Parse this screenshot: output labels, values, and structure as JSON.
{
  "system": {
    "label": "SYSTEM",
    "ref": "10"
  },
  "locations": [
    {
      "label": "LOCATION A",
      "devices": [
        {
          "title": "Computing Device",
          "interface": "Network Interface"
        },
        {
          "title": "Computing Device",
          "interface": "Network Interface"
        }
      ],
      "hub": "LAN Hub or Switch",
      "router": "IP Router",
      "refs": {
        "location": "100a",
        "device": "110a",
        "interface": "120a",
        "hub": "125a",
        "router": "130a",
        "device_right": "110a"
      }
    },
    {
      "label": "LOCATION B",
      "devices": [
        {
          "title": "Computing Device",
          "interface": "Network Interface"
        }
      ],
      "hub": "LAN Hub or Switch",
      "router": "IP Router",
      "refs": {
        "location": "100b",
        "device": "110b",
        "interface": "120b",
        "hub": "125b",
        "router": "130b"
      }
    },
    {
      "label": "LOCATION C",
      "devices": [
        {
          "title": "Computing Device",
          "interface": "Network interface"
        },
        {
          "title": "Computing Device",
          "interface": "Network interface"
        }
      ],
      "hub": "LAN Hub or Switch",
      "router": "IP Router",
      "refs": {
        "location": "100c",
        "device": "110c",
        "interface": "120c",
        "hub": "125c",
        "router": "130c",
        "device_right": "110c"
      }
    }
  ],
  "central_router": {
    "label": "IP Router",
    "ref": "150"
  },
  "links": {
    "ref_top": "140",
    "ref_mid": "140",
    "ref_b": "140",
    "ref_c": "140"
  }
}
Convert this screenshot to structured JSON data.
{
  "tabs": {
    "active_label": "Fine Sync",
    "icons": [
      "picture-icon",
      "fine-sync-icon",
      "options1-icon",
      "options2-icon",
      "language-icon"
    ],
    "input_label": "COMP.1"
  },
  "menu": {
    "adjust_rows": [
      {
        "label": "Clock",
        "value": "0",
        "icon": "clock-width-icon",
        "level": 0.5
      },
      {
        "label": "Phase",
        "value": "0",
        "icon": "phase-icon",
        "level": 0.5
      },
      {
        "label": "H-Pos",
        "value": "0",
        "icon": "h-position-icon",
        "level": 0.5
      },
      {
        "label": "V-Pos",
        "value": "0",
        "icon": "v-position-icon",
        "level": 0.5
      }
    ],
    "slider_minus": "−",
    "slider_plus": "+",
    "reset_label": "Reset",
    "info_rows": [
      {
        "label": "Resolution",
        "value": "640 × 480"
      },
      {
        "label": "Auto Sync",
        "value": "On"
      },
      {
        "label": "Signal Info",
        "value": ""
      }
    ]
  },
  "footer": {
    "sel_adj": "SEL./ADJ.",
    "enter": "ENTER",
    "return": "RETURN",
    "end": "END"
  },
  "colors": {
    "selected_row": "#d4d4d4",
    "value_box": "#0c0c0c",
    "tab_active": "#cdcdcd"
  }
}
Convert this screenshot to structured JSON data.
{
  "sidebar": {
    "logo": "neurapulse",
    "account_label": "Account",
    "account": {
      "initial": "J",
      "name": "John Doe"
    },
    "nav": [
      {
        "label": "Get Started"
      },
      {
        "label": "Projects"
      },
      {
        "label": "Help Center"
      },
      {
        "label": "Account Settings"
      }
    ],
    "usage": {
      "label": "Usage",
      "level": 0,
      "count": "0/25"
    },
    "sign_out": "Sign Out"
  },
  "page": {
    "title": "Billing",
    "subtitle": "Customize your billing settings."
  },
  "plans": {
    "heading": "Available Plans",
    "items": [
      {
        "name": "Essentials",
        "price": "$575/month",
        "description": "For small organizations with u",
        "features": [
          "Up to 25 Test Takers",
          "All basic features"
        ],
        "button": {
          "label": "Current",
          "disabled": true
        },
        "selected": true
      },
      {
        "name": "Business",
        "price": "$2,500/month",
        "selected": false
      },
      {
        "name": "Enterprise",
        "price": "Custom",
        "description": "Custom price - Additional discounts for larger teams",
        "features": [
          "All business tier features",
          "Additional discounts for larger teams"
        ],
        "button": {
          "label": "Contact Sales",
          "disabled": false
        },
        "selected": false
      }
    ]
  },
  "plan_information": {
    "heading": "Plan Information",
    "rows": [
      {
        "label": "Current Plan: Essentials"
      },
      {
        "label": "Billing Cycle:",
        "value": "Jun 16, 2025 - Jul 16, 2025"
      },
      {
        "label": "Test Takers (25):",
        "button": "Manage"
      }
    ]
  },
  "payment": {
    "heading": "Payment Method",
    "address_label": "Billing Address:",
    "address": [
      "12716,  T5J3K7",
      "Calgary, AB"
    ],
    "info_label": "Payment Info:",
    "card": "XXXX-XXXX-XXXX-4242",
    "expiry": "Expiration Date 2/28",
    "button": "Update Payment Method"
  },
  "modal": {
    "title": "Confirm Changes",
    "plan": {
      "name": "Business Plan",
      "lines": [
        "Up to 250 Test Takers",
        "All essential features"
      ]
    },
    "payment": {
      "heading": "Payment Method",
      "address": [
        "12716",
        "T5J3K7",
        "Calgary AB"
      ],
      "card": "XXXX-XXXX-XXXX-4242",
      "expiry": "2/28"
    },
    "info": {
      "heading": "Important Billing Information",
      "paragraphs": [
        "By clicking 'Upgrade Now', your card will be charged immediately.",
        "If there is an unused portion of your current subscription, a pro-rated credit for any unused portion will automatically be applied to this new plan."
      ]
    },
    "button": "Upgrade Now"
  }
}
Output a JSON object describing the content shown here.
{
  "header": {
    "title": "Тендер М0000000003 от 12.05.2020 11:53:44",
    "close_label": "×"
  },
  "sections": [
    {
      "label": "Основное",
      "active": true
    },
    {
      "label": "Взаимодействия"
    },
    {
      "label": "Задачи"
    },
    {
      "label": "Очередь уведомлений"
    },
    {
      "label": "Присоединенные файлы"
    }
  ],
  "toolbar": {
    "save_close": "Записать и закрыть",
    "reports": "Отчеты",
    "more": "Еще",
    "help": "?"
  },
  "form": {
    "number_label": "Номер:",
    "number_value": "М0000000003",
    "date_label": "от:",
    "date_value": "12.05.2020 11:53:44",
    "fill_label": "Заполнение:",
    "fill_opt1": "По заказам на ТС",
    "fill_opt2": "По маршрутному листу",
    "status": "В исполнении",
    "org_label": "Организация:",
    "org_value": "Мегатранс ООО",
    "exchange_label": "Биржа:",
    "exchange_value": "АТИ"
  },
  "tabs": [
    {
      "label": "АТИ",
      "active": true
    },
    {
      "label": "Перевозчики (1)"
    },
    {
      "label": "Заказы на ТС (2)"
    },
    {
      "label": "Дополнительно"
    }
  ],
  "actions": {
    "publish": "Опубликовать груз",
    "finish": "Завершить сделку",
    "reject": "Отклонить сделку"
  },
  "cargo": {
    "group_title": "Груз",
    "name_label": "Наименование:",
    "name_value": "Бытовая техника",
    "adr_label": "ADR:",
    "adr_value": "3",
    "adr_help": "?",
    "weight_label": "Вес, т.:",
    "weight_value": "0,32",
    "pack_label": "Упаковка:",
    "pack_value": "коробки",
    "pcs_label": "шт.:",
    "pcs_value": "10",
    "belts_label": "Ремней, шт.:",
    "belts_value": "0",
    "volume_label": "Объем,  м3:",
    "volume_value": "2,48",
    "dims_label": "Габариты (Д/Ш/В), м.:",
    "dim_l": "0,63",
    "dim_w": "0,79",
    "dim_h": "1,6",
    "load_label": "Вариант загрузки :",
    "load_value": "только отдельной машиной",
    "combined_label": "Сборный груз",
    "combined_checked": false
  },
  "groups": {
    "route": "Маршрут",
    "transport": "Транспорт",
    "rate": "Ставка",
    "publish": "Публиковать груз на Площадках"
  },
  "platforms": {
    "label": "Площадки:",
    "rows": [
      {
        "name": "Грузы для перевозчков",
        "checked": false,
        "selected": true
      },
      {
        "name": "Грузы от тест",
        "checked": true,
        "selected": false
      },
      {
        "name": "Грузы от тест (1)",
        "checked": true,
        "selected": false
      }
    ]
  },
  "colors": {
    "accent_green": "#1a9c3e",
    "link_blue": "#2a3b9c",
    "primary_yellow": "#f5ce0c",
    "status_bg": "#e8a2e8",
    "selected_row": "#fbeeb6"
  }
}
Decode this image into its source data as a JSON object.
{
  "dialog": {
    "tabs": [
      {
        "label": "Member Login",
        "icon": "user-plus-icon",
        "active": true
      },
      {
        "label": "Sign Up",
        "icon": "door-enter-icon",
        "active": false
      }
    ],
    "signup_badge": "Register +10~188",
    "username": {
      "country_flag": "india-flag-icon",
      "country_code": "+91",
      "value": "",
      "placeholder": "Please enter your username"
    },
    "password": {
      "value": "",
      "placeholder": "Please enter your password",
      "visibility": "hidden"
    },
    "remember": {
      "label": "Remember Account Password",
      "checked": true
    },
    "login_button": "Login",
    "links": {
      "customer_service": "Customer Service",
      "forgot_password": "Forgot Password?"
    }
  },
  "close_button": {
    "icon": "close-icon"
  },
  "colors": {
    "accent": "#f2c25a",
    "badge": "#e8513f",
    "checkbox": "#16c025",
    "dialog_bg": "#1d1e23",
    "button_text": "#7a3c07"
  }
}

### [Problem to solve]
Report back each line of the entries that holds the string "larger".

### [Result of the task]
        "description": "Custom price - Additional discounts for larger teams",
          "Additional discounts for larger teams"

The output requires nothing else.